- [EXTRACTED ENTRIES]
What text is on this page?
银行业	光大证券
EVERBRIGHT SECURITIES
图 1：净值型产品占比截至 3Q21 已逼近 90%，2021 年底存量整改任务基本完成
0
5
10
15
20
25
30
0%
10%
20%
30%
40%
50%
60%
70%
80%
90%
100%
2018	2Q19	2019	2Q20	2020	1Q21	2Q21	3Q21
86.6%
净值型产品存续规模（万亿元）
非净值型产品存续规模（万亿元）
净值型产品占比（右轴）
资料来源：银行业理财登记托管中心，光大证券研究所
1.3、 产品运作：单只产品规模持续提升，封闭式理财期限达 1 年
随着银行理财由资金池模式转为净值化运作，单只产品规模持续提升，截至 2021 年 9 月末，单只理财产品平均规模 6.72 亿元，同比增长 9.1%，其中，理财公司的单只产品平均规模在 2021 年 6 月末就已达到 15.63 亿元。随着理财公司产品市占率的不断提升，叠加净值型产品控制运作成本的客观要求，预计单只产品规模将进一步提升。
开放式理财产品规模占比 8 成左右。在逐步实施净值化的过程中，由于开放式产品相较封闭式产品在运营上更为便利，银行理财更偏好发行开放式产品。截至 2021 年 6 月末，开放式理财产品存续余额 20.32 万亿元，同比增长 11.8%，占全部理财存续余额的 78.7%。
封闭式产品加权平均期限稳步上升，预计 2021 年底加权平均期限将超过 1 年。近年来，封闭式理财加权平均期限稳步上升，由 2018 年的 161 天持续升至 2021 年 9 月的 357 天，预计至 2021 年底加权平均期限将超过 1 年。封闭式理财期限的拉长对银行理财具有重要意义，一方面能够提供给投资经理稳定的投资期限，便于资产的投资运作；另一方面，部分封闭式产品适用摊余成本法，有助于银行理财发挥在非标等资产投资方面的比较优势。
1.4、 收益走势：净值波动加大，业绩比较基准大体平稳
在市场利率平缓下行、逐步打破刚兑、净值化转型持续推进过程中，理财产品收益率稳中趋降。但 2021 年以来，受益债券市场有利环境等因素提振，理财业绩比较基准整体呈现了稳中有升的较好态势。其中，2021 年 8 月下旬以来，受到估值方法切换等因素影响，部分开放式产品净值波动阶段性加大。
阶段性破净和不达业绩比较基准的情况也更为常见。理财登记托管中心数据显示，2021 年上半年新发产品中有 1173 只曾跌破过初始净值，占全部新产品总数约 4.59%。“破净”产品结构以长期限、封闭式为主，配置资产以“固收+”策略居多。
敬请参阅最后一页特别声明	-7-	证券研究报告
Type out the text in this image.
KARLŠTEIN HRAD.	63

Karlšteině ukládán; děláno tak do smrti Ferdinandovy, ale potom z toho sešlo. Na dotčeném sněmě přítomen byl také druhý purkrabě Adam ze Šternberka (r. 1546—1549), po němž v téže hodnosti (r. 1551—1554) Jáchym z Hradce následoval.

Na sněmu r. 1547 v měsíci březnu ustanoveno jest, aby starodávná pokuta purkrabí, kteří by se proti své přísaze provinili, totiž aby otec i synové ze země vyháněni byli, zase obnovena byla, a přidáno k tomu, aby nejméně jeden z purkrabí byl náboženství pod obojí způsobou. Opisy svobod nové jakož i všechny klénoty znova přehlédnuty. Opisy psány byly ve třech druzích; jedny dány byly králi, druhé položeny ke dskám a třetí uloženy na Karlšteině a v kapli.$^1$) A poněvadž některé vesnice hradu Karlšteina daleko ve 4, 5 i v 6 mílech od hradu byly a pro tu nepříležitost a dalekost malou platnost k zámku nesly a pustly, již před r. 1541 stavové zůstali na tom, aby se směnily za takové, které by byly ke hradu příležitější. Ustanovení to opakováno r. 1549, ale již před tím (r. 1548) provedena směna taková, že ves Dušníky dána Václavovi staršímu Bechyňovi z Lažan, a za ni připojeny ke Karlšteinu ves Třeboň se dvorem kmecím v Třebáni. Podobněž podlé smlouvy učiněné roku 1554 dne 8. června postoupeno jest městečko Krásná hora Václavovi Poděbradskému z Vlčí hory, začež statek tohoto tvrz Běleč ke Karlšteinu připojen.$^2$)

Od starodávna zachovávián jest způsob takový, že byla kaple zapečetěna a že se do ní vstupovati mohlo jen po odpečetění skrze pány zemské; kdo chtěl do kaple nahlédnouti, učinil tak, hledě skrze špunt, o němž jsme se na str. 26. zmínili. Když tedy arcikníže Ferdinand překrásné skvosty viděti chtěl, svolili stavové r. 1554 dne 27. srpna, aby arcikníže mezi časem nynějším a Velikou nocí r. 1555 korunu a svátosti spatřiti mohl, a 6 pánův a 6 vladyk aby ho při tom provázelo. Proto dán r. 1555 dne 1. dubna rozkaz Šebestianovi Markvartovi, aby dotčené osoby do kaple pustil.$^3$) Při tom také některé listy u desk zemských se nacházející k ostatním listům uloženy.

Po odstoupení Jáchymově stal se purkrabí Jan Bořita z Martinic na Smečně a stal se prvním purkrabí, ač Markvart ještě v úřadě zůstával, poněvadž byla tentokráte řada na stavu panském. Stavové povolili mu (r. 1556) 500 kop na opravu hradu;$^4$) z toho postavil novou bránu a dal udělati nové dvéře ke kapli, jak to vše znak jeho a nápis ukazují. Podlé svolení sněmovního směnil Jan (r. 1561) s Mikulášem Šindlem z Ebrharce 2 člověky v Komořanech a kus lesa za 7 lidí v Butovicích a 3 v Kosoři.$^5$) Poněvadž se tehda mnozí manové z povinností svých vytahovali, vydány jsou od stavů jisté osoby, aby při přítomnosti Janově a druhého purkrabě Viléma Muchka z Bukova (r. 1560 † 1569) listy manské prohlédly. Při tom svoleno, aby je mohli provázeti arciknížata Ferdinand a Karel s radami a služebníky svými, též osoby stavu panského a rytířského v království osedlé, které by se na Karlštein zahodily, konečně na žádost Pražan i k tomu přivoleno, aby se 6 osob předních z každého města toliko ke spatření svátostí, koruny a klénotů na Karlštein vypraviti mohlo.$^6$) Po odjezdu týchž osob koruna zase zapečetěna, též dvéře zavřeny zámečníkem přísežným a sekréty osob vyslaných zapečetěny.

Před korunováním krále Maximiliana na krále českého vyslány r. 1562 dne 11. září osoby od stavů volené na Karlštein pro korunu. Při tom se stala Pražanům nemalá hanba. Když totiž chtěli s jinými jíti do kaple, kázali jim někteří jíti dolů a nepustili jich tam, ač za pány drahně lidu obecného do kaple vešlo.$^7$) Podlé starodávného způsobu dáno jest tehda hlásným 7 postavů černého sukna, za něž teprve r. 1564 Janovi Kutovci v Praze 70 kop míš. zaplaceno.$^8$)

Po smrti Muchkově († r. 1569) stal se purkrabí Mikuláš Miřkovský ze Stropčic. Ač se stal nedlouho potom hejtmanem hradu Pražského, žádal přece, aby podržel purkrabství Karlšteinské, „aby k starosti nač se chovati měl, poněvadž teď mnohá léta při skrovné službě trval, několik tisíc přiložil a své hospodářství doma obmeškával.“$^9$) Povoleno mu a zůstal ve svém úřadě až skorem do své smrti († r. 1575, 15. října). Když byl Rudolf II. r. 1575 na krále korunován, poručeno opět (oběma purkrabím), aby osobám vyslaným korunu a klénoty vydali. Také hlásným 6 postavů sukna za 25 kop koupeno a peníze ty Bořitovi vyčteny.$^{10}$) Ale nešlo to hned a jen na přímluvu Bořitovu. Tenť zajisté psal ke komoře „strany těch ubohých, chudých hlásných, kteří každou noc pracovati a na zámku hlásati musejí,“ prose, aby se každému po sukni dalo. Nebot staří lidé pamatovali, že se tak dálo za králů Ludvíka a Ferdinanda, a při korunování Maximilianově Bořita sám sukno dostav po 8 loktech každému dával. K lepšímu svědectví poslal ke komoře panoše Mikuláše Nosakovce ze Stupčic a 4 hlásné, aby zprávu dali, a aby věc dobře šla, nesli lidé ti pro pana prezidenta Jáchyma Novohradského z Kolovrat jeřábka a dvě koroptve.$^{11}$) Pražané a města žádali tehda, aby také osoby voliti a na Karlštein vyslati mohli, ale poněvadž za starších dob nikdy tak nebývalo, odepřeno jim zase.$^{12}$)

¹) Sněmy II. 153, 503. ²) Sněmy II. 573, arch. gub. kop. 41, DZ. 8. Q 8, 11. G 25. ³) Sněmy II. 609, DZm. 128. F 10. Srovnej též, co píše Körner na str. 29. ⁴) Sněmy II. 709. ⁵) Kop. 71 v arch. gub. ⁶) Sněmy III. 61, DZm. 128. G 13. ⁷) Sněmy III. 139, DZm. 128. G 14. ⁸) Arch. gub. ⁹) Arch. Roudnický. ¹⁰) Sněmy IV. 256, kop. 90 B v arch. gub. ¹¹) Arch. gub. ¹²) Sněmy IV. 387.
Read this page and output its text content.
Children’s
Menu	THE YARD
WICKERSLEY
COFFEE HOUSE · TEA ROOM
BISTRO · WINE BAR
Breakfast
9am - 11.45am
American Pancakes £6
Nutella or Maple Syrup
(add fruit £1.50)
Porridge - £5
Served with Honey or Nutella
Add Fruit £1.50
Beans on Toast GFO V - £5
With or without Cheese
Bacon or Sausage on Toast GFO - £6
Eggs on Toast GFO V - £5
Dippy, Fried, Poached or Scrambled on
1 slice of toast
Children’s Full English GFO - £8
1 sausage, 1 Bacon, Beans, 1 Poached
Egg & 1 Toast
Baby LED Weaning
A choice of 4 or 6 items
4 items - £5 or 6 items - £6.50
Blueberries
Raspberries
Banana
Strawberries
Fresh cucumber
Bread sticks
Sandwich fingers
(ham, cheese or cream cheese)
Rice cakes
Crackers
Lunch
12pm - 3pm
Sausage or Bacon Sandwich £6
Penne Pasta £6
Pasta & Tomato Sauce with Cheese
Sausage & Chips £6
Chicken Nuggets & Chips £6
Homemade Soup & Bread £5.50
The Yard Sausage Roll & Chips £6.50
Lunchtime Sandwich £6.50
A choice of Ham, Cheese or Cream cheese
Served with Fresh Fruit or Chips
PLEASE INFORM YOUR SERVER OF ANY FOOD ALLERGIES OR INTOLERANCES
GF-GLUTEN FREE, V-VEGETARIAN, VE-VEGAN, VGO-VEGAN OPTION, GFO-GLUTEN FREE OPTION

- [GIVEN PROBLEM]
Tell how many lines above contain the word "Nutella". Give the number alone.

- [THE OUTPUT]
2